+++ Listed records +++
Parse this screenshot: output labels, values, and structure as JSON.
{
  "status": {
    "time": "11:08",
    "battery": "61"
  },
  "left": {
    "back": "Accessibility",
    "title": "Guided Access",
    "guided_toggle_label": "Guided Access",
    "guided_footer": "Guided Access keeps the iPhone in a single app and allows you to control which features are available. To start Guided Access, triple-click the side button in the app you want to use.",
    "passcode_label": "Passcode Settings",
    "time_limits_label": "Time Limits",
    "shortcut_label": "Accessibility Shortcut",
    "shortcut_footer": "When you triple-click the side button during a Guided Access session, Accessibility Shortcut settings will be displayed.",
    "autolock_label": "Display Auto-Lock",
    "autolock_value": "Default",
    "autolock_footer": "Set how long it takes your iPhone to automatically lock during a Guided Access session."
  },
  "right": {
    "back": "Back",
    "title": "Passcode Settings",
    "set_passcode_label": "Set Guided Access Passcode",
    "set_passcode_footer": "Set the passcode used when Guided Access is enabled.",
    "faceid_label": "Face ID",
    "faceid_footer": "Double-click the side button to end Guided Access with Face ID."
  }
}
+++
Retype all of the material, keeping each line exact.

Response
Parse this screenshot: output labels, values, and structure as JSON.
{
  "status": {
    "time": "11:08",
    "battery": "61"
  },
  "left": {
    "back": "Accessibility",
    "title": "Guided Access",
    "guided_toggle_label": "Guided Access",
    "guided_footer": "Guided Access keeps the iPhone in a single app and allows you to control which features are available. To start Guided Access, triple-click the side button in the app you want to use.",
    "passcode_label": "Passcode Settings",
    "time_limits_label": "Time Limits",
    "shortcut_label": "Accessibility Shortcut",
    "shortcut_footer": "When you triple-click the side button during a Guided Access session, Accessibility Shortcut settings will be displayed.",
    "autolock_label": "Display Auto-Lock",
    "autolock_value": "Default",
    "autolock_footer": "Set how long it takes your iPhone to automatically lock during a Guided Access session."
  },
  "right": {
    "back": "Back",
    "title": "Passcode Settings",
    "set_passcode_label": "Set Guided Access Passcode",
    "set_passcode_footer": "Set the passcode used when Guided Access is enabled.",
    "faceid_label": "Face ID",
    "faceid_footer": "Double-click the side button to end Guided Access with Face ID."
  }
}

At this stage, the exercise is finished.